:: Task statement ::
Quote each line of the material verbatim, without the pictures.

:: Data in this exercise ::
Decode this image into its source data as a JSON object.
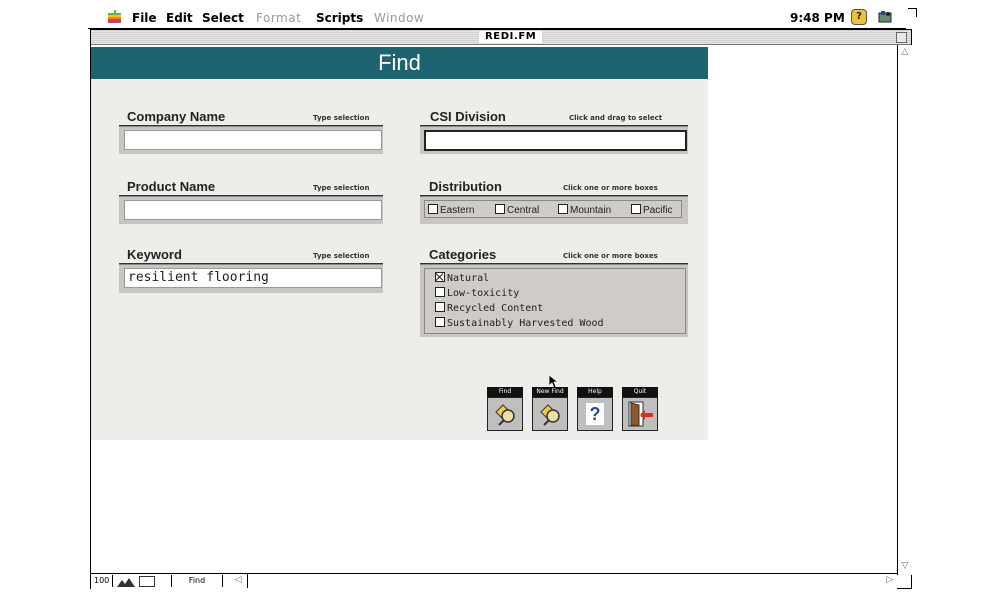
{
  "menubar": {
    "items": [
      {
        "label": "File",
        "enabled": true
      },
      {
        "label": "Edit",
        "enabled": true
      },
      {
        "label": "Select",
        "enabled": true
      },
      {
        "label": "Format",
        "enabled": false
      },
      {
        "label": "Scripts",
        "enabled": true
      },
      {
        "label": "Window",
        "enabled": false
      }
    ],
    "clock": "9:48 PM",
    "apple_icon": "apple-icon",
    "help_icon": "help-balloon-icon",
    "app_icon": "filemaker-app-icon"
  },
  "window": {
    "title": "REDI.FM"
  },
  "layout": {
    "header_title": "Find",
    "header_color": "#1e6470",
    "fields": {
      "company_name": {
        "label": "Company Name",
        "hint": "Type selection",
        "value": ""
      },
      "csi_division": {
        "label": "CSI Division",
        "hint": "Click and drag to select",
        "value": ""
      },
      "product_name": {
        "label": "Product Name",
        "hint": "Type selection",
        "value": ""
      },
      "distribution": {
        "label": "Distribution",
        "hint": "Click one or more boxes",
        "options": [
          {
            "label": "Eastern",
            "checked": false
          },
          {
            "label": "Central",
            "checked": false
          },
          {
            "label": "Mountain",
            "checked": false
          },
          {
            "label": "Pacific",
            "checked": false
          }
        ]
      },
      "keyword": {
        "label": "Keyword",
        "hint": "Type selection",
        "value": "resilient flooring"
      },
      "categories": {
        "label": "Categories",
        "hint": "Click one or more boxes",
        "options": [
          {
            "label": "Natural",
            "checked": true
          },
          {
            "label": "Low-toxicity",
            "checked": false
          },
          {
            "label": "Recycled Content",
            "checked": false
          },
          {
            "label": "Sustainably Harvested Wood",
            "checked": false
          }
        ]
      }
    },
    "buttons": [
      {
        "label": "Find",
        "icon": "find-magnifier-icon"
      },
      {
        "label": "New Find",
        "icon": "new-find-magnifier-icon"
      },
      {
        "label": "Help",
        "icon": "question-mark-icon"
      },
      {
        "label": "Quit",
        "icon": "exit-door-icon"
      }
    ]
  },
  "statusbar": {
    "zoom": "100",
    "mode": "Find"
  }
}
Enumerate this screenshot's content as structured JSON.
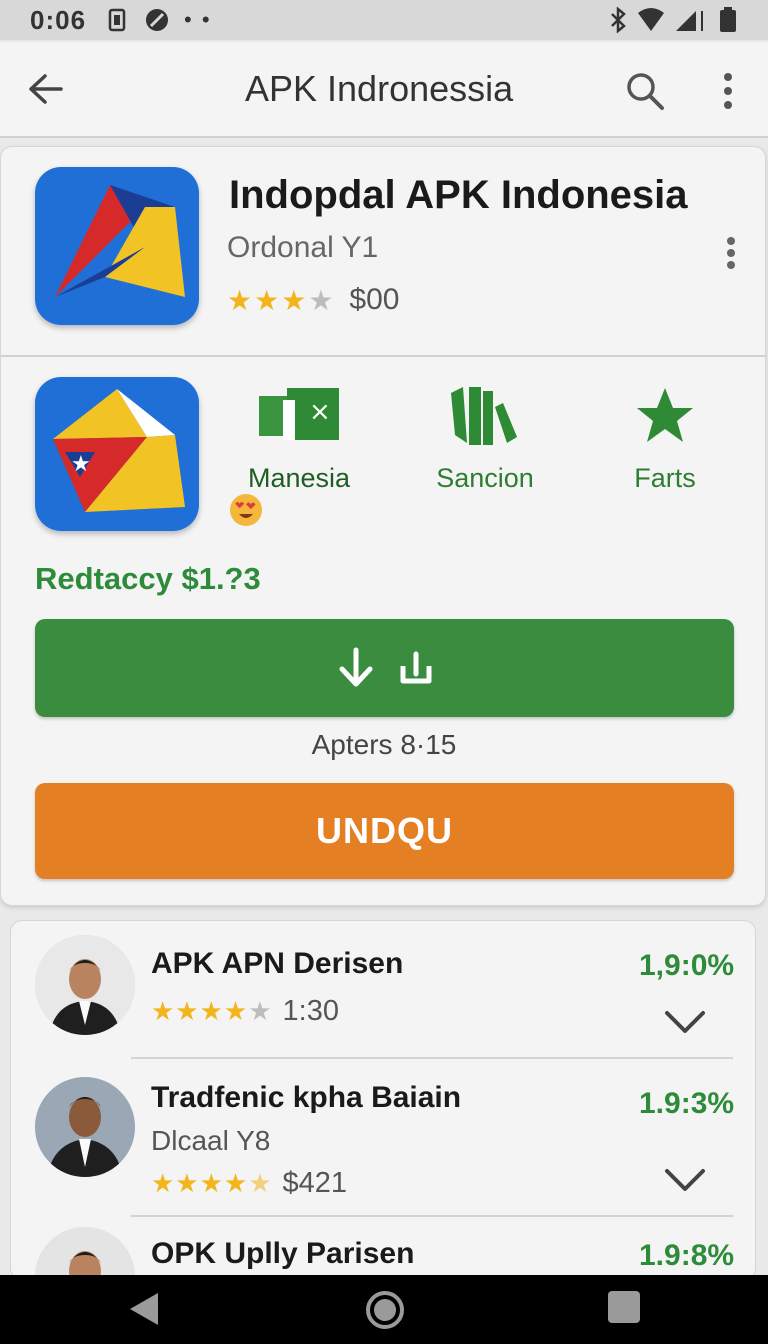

:: Written response ::
Decode this image into its source data as a JSON object.
{
  "menubar": {
    "items": [
      {
        "label": "File",
        "enabled": true
      },
      {
        "label": "Edit",
        "enabled": true
      },
      {
        "label": "Select",
        "enabled": true
      },
      {
        "label": "Format",
        "enabled": false
      },
      {
        "label": "Scripts",
        "enabled": true
      },
      {
        "label": "Window",
        "enabled": false
      }
    ],
    "clock": "9:48 PM",
    "apple_icon": "apple-icon",
    "help_icon": "help-balloon-icon",
    "app_icon": "filemaker-app-icon"
  },
  "window": {
    "title": "REDI.FM"
  },
  "layout": {
    "header_title": "Find",
    "header_color": "#1e6470",
    "fields": {
      "company_name": {
        "label": "Company Name",
        "hint": "Type selection",
        "value": ""
      },
      "csi_division": {
        "label": "CSI Division",
        "hint": "Click and drag to select",
        "value": ""
      },
      "product_name": {
        "label": "Product Name",
        "hint": "Type selection",
        "value": ""
      },
      "distribution": {
        "label": "Distribution",
        "hint": "Click one or more boxes",
        "options": [
          {
            "label": "Eastern",
            "checked": false
          },
          {
            "label": "Central",
            "checked": false
          },
          {
            "label": "Mountain",
            "checked": false
          },
          {
            "label": "Pacific",
            "checked": false
          }
        ]
      },
      "keyword": {
        "label": "Keyword",
        "hint": "Type selection",
        "value": "resilient flooring"
      },
      "categories": {
        "label": "Categories",
        "hint": "Click one or more boxes",
        "options": [
          {
            "label": "Natural",
            "checked": true
          },
          {
            "label": "Low-toxicity",
            "checked": false
          },
          {
            "label": "Recycled Content",
            "checked": false
          },
          {
            "label": "Sustainably Harvested Wood",
            "checked": false
          }
        ]
      }
    },
    "buttons": [
      {
        "label": "Find",
        "icon": "find-magnifier-icon"
      },
      {
        "label": "New Find",
        "icon": "new-find-magnifier-icon"
      },
      {
        "label": "Help",
        "icon": "question-mark-icon"
      },
      {
        "label": "Quit",
        "icon": "exit-door-icon"
      }
    ]
  },
  "statusbar": {
    "zoom": "100",
    "mode": "Find"
  }
}
Enumerate this screenshot's content as structured JSON.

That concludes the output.